Write out every entry exactly as it stands.

══ Data listing ══

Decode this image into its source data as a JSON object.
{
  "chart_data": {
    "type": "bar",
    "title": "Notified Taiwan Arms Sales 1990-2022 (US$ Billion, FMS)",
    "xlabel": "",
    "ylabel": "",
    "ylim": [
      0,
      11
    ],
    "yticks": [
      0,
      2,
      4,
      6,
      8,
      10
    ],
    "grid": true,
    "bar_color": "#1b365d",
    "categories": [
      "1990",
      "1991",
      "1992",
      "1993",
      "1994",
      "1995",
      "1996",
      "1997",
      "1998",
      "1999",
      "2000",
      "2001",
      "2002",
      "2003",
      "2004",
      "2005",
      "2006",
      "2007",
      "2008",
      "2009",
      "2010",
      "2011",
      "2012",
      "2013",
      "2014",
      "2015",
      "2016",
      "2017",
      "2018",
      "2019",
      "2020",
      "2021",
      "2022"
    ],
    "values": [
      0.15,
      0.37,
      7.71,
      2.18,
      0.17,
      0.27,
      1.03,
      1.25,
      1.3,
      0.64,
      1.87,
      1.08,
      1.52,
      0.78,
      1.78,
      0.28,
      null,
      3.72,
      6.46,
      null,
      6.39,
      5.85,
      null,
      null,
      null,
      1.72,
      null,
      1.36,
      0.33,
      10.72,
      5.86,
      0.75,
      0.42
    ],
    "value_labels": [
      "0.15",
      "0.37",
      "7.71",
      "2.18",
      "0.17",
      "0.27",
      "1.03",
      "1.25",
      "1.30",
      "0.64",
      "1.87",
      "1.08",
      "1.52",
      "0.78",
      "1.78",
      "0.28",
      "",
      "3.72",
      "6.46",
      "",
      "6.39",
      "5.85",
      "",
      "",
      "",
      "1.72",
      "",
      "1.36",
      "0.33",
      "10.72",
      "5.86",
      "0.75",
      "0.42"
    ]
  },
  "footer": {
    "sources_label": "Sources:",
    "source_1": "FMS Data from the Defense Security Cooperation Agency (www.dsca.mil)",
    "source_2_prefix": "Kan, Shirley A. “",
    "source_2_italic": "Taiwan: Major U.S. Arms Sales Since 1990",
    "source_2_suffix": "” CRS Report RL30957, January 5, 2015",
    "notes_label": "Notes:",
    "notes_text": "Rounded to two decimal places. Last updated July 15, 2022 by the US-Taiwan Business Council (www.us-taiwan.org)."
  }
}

═══

## Completed task
Decode this image into its source data as a JSON object.
{
  "chart_data": {
    "type": "bar",
    "title": "Notified Taiwan Arms Sales 1990-2022 (US$ Billion, FMS)",
    "xlabel": "",
    "ylabel": "",
    "ylim": [
      0,
      11
    ],
    "yticks": [
      0,
      2,
      4,
      6,
      8,
      10
    ],
    "grid": true,
    "bar_color": "#1b365d",
    "categories": [
      "1990",
      "1991",
      "1992",
      "1993",
      "1994",
      "1995",
      "1996",
      "1997",
      "1998",
      "1999",
      "2000",
      "2001",
      "2002",
      "2003",
      "2004",
      "2005",
      "2006",
      "2007",
      "2008",
      "2009",
      "2010",
      "2011",
      "2012",
      "2013",
      "2014",
      "2015",
      "2016",
      "2017",
      "2018",
      "2019",
      "2020",
      "2021",
      "2022"
    ],
    "values": [
      0.15,
      0.37,
      7.71,
      2.18,
      0.17,
      0.27,
      1.03,
      1.25,
      1.3,
      0.64,
      1.87,
      1.08,
      1.52,
      0.78,
      1.78,
      0.28,
      null,
      3.72,
      6.46,
      null,
      6.39,
      5.85,
      null,
      null,
      null,
      1.72,
      null,
      1.36,
      0.33,
      10.72,
      5.86,
      0.75,
      0.42
    ],
    "value_labels": [
      "0.15",
      "0.37",
      "7.71",
      "2.18",
      "0.17",
      "0.27",
      "1.03",
      "1.25",
      "1.30",
      "0.64",
      "1.87",
      "1.08",
      "1.52",
      "0.78",
      "1.78",
      "0.28",
      "",
      "3.72",
      "6.46",
      "",
      "6.39",
      "5.85",
      "",
      "",
      "",
      "1.72",
      "",
      "1.36",
      "0.33",
      "10.72",
      "5.86",
      "0.75",
      "0.42"
    ]
  },
  "footer": {
    "sources_label": "Sources:",
    "source_1": "FMS Data from the Defense Security Cooperation Agency (www.dsca.mil)",
    "source_2_prefix": "Kan, Shirley A. “",
    "source_2_italic": "Taiwan: Major U.S. Arms Sales Since 1990",
    "source_2_suffix": "” CRS Report RL30957, January 5, 2015",
    "notes_label": "Notes:",
    "notes_text": "Rounded to two decimal places. Last updated July 15, 2022 by the US-Taiwan Business Council (www.us-taiwan.org)."
  }
}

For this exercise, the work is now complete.